Exercise: Repeat the material in full. Keep every line exactly as it is.
── Supplied entries ──
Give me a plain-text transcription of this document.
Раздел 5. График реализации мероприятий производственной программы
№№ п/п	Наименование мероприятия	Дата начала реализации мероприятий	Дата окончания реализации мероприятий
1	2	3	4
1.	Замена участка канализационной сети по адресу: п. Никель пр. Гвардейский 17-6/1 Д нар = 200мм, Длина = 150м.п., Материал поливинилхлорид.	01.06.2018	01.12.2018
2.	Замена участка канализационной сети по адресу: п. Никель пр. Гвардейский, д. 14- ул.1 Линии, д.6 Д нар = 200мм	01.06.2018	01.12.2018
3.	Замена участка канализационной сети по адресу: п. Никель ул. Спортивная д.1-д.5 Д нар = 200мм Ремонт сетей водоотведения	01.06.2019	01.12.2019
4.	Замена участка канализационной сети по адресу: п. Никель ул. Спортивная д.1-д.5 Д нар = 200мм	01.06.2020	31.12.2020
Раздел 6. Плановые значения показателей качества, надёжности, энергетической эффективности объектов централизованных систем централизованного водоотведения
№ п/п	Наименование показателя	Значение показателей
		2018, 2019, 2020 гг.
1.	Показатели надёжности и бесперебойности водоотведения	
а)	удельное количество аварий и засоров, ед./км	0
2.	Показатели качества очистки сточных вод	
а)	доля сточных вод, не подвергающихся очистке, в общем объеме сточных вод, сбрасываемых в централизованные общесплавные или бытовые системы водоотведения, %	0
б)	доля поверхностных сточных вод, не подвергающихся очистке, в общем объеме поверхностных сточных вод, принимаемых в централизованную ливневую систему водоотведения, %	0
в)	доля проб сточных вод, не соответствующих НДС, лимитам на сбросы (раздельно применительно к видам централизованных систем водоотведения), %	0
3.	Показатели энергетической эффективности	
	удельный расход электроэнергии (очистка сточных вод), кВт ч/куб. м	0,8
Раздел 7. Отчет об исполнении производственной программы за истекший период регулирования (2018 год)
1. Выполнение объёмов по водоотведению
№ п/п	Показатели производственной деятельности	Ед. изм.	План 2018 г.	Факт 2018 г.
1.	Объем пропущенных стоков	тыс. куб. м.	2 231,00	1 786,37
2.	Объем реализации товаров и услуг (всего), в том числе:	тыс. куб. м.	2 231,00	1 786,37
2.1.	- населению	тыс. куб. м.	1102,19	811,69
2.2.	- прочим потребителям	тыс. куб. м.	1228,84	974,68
───
Exercise solution:
Give me a plain-text transcription of this document.
Раздел 5. График реализации мероприятий производственной программы
№№ п/п	Наименование мероприятия	Дата начала реализации мероприятий	Дата окончания реализации мероприятий
1	2	3	4
1.	Замена участка канализационной сети по адресу: п. Никель пр. Гвардейский 17-6/1 Д нар = 200мм, Длина = 150м.п., Материал поливинилхлорид.	01.06.2018	01.12.2018
2.	Замена участка канализационной сети по адресу: п. Никель пр. Гвардейский, д. 14- ул.1 Линии, д.6 Д нар = 200мм	01.06.2018	01.12.2018
3.	Замена участка канализационной сети по адресу: п. Никель ул. Спортивная д.1-д.5 Д нар = 200мм Ремонт сетей водоотведения	01.06.2019	01.12.2019
4.	Замена участка канализационной сети по адресу: п. Никель ул. Спортивная д.1-д.5 Д нар = 200мм	01.06.2020	31.12.2020
Раздел 6. Плановые значения показателей качества, надёжности, энергетической эффективности объектов централизованных систем централизованного водоотведения
№ п/п	Наименование показателя	Значение показателей
		2018, 2019, 2020 гг.
1.	Показатели надёжности и бесперебойности водоотведения	
а)	удельное количество аварий и засоров, ед./км	0
2.	Показатели качества очистки сточных вод	
а)	доля сточных вод, не подвергающихся очистке, в общем объеме сточных вод, сбрасываемых в централизованные общесплавные или бытовые системы водоотведения, %	0
б)	доля поверхностных сточных вод, не подвергающихся очистке, в общем объеме поверхностных сточных вод, принимаемых в централизованную ливневую систему водоотведения, %	0
в)	доля проб сточных вод, не соответствующих НДС, лимитам на сбросы (раздельно применительно к видам централизованных систем водоотведения), %	0
3.	Показатели энергетической эффективности	
	удельный расход электроэнергии (очистка сточных вод), кВт ч/куб. м	0,8
Раздел 7. Отчет об исполнении производственной программы за истекший период регулирования (2018 год)
1. Выполнение объёмов по водоотведению
№ п/п	Показатели производственной деятельности	Ед. изм.	План 2018 г.	Факт 2018 г.
1.	Объем пропущенных стоков	тыс. куб. м.	2 231,00	1 786,37
2.	Объем реализации товаров и услуг (всего), в том числе:	тыс. куб. м.	2 231,00	1 786,37
2.1.	- населению	тыс. куб. м.	1102,19	811,69
2.2.	- прочим потребителям	тыс. куб. м.	1228,84	974,68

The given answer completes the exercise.